===== EXERCISE INPUT

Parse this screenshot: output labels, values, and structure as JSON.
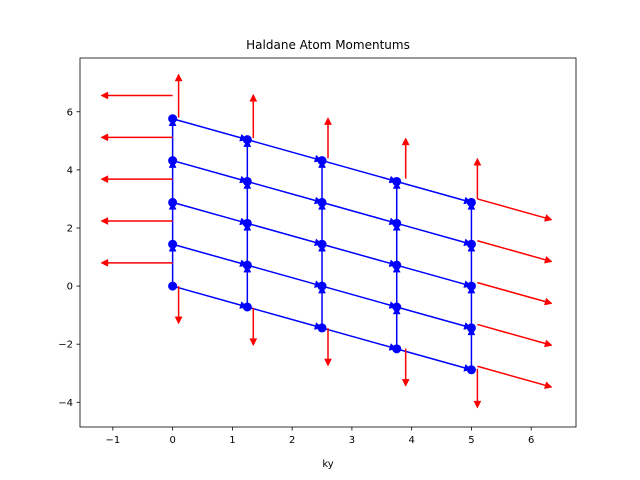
{
  "chart_data": {
    "type": "scatter",
    "title": "Haldane Atom Momentums",
    "xlabel": "ky",
    "ylabel": "",
    "xlim": [
      -1.55,
      6.75
    ],
    "ylim": [
      -4.85,
      7.85
    ],
    "xticks": [
      -1,
      0,
      1,
      2,
      3,
      4,
      5,
      6
    ],
    "yticks": [
      -4,
      -2,
      0,
      2,
      4,
      6
    ],
    "xtick_labels": [
      "−1",
      "0",
      "1",
      "2",
      "3",
      "4",
      "5",
      "6"
    ],
    "ytick_labels": [
      "−4",
      "−2",
      "0",
      "2",
      "4",
      "6"
    ],
    "grid": false,
    "legend": "none",
    "colors": {
      "atoms": "#0000ff",
      "momentum": "#ff0000",
      "spine": "#000000"
    },
    "lattice": {
      "columns_x": [
        0,
        1.25,
        2.5,
        3.75,
        5
      ],
      "rows_at_first_column": [
        0,
        1.44,
        2.88,
        4.32,
        5.76
      ],
      "column_drop": [
        0,
        -0.72,
        -1.44,
        -2.16,
        -2.88
      ]
    },
    "atom_points": [
      {
        "x": 0,
        "y": 0
      },
      {
        "x": 0,
        "y": 1.44
      },
      {
        "x": 0,
        "y": 2.88
      },
      {
        "x": 0,
        "y": 4.32
      },
      {
        "x": 0,
        "y": 5.76
      },
      {
        "x": 1.25,
        "y": -0.72
      },
      {
        "x": 1.25,
        "y": 0.72
      },
      {
        "x": 1.25,
        "y": 2.16
      },
      {
        "x": 1.25,
        "y": 3.6
      },
      {
        "x": 1.25,
        "y": 5.04
      },
      {
        "x": 2.5,
        "y": -1.44
      },
      {
        "x": 2.5,
        "y": 0
      },
      {
        "x": 2.5,
        "y": 1.44
      },
      {
        "x": 2.5,
        "y": 2.88
      },
      {
        "x": 2.5,
        "y": 4.32
      },
      {
        "x": 3.75,
        "y": -2.16
      },
      {
        "x": 3.75,
        "y": -0.72
      },
      {
        "x": 3.75,
        "y": 0.72
      },
      {
        "x": 3.75,
        "y": 2.16
      },
      {
        "x": 3.75,
        "y": 3.6
      },
      {
        "x": 5,
        "y": -2.88
      },
      {
        "x": 5,
        "y": -1.44
      },
      {
        "x": 5,
        "y": 0
      },
      {
        "x": 5,
        "y": 1.44
      },
      {
        "x": 5,
        "y": 2.88
      }
    ],
    "momentum_arrows": [
      {
        "x0": 0,
        "y0": 0.8,
        "x1": -1.2,
        "y1": 0.8
      },
      {
        "x0": 0,
        "y0": 2.24,
        "x1": -1.2,
        "y1": 2.24
      },
      {
        "x0": 0,
        "y0": 3.68,
        "x1": -1.2,
        "y1": 3.68
      },
      {
        "x0": 0,
        "y0": 5.12,
        "x1": -1.2,
        "y1": 5.12
      },
      {
        "x0": 0,
        "y0": 6.56,
        "x1": -1.2,
        "y1": 6.56
      },
      {
        "x0": 5.1,
        "y0": 3.0,
        "x1": 6.35,
        "y1": 2.28
      },
      {
        "x0": 5.1,
        "y0": 1.56,
        "x1": 6.35,
        "y1": 0.84
      },
      {
        "x0": 5.1,
        "y0": 0.12,
        "x1": 6.35,
        "y1": -0.6
      },
      {
        "x0": 5.1,
        "y0": -1.32,
        "x1": 6.35,
        "y1": -2.04
      },
      {
        "x0": 5.1,
        "y0": -2.76,
        "x1": 6.35,
        "y1": -3.48
      },
      {
        "x0": 0.1,
        "y0": 5.8,
        "x1": 0.1,
        "y1": 7.3
      },
      {
        "x0": 1.35,
        "y0": 5.1,
        "x1": 1.35,
        "y1": 6.6
      },
      {
        "x0": 2.6,
        "y0": 4.4,
        "x1": 2.6,
        "y1": 5.8
      },
      {
        "x0": 3.9,
        "y0": 3.7,
        "x1": 3.9,
        "y1": 5.1
      },
      {
        "x0": 5.1,
        "y0": 3.0,
        "x1": 5.1,
        "y1": 4.4
      },
      {
        "x0": 0.1,
        "y0": 0.0,
        "x1": 0.1,
        "y1": -1.3
      },
      {
        "x0": 1.35,
        "y0": -0.75,
        "x1": 1.35,
        "y1": -2.05
      },
      {
        "x0": 2.6,
        "y0": -1.45,
        "x1": 2.6,
        "y1": -2.75
      },
      {
        "x0": 3.9,
        "y0": -2.15,
        "x1": 3.9,
        "y1": -3.45
      },
      {
        "x0": 5.1,
        "y0": -2.85,
        "x1": 5.1,
        "y1": -4.2
      }
    ]
  }
}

==========

* [WHAT YOU ARE ASKED TO DO] Return the listing above in full and without alteration, excluding its pictures.

* [WRITTEN ANSWER]
Parse this screenshot: output labels, values, and structure as JSON.
{
  "chart_data": {
    "type": "scatter",
    "title": "Haldane Atom Momentums",
    "xlabel": "ky",
    "ylabel": "",
    "xlim": [
      -1.55,
      6.75
    ],
    "ylim": [
      -4.85,
      7.85
    ],
    "xticks": [
      -1,
      0,
      1,
      2,
      3,
      4,
      5,
      6
    ],
    "yticks": [
      -4,
      -2,
      0,
      2,
      4,
      6
    ],
    "xtick_labels": [
      "−1",
      "0",
      "1",
      "2",
      "3",
      "4",
      "5",
      "6"
    ],
    "ytick_labels": [
      "−4",
      "−2",
      "0",
      "2",
      "4",
      "6"
    ],
    "grid": false,
    "legend": "none",
    "colors": {
      "atoms": "#0000ff",
      "momentum": "#ff0000",
      "spine": "#000000"
    },
    "lattice": {
      "columns_x": [
        0,
        1.25,
        2.5,
        3.75,
        5
      ],
      "rows_at_first_column": [
        0,
        1.44,
        2.88,
        4.32,
        5.76
      ],
      "column_drop": [
        0,
        -0.72,
        -1.44,
        -2.16,
        -2.88
      ]
    },
    "atom_points": [
      {
        "x": 0,
        "y": 0
      },
      {
        "x": 0,
        "y": 1.44
      },
      {
        "x": 0,
        "y": 2.88
      },
      {
        "x": 0,
        "y": 4.32
      },
      {
        "x": 0,
        "y": 5.76
      },
      {
        "x": 1.25,
        "y": -0.72
      },
      {
        "x": 1.25,
        "y": 0.72
      },
      {
        "x": 1.25,
        "y": 2.16
      },
      {
        "x": 1.25,
        "y": 3.6
      },
      {
        "x": 1.25,
        "y": 5.04
      },
      {
        "x": 2.5,
        "y": -1.44
      },
      {
        "x": 2.5,
        "y": 0
      },
      {
        "x": 2.5,
        "y": 1.44
      },
      {
        "x": 2.5,
        "y": 2.88
      },
      {
        "x": 2.5,
        "y": 4.32
      },
      {
        "x": 3.75,
        "y": -2.16
      },
      {
        "x": 3.75,
        "y": -0.72
      },
      {
        "x": 3.75,
        "y": 0.72
      },
      {
        "x": 3.75,
        "y": 2.16
      },
      {
        "x": 3.75,
        "y": 3.6
      },
      {
        "x": 5,
        "y": -2.88
      },
      {
        "x": 5,
        "y": -1.44
      },
      {
        "x": 5,
        "y": 0
      },
      {
        "x": 5,
        "y": 1.44
      },
      {
        "x": 5,
        "y": 2.88
      }
    ],
    "momentum_arrows": [
      {
        "x0": 0,
        "y0": 0.8,
        "x1": -1.2,
        "y1": 0.8
      },
      {
        "x0": 0,
        "y0": 2.24,
        "x1": -1.2,
        "y1": 2.24
      },
      {
        "x0": 0,
        "y0": 3.68,
        "x1": -1.2,
        "y1": 3.68
      },
      {
        "x0": 0,
        "y0": 5.12,
        "x1": -1.2,
        "y1": 5.12
      },
      {
        "x0": 0,
        "y0": 6.56,
        "x1": -1.2,
        "y1": 6.56
      },
      {
        "x0": 5.1,
        "y0": 3.0,
        "x1": 6.35,
        "y1": 2.28
      },
      {
        "x0": 5.1,
        "y0": 1.56,
        "x1": 6.35,
        "y1": 0.84
      },
      {
        "x0": 5.1,
        "y0": 0.12,
        "x1": 6.35,
        "y1": -0.6
      },
      {
        "x0": 5.1,
        "y0": -1.32,
        "x1": 6.35,
        "y1": -2.04
      },
      {
        "x0": 5.1,
        "y0": -2.76,
        "x1": 6.35,
        "y1": -3.48
      },
      {
        "x0": 0.1,
        "y0": 5.8,
        "x1": 0.1,
        "y1": 7.3
      },
      {
        "x0": 1.35,
        "y0": 5.1,
        "x1": 1.35,
        "y1": 6.6
      },
      {
        "x0": 2.6,
        "y0": 4.4,
        "x1": 2.6,
        "y1": 5.8
      },
      {
        "x0": 3.9,
        "y0": 3.7,
        "x1": 3.9,
        "y1": 5.1
      },
      {
        "x0": 5.1,
        "y0": 3.0,
        "x1": 5.1,
        "y1": 4.4
      },
      {
        "x0": 0.1,
        "y0": 0.0,
        "x1": 0.1,
        "y1": -1.3
      },
      {
        "x0": 1.35,
        "y0": -0.75,
        "x1": 1.35,
        "y1": -2.05
      },
      {
        "x0": 2.6,
        "y0": -1.45,
        "x1": 2.6,
        "y1": -2.75
      },
      {
        "x0": 3.9,
        "y0": -2.15,
        "x1": 3.9,
        "y1": -3.45
      },
      {
        "x0": 5.1,
        "y0": -2.85,
        "x1": 5.1,
        "y1": -4.2
      }
    ]
  }
}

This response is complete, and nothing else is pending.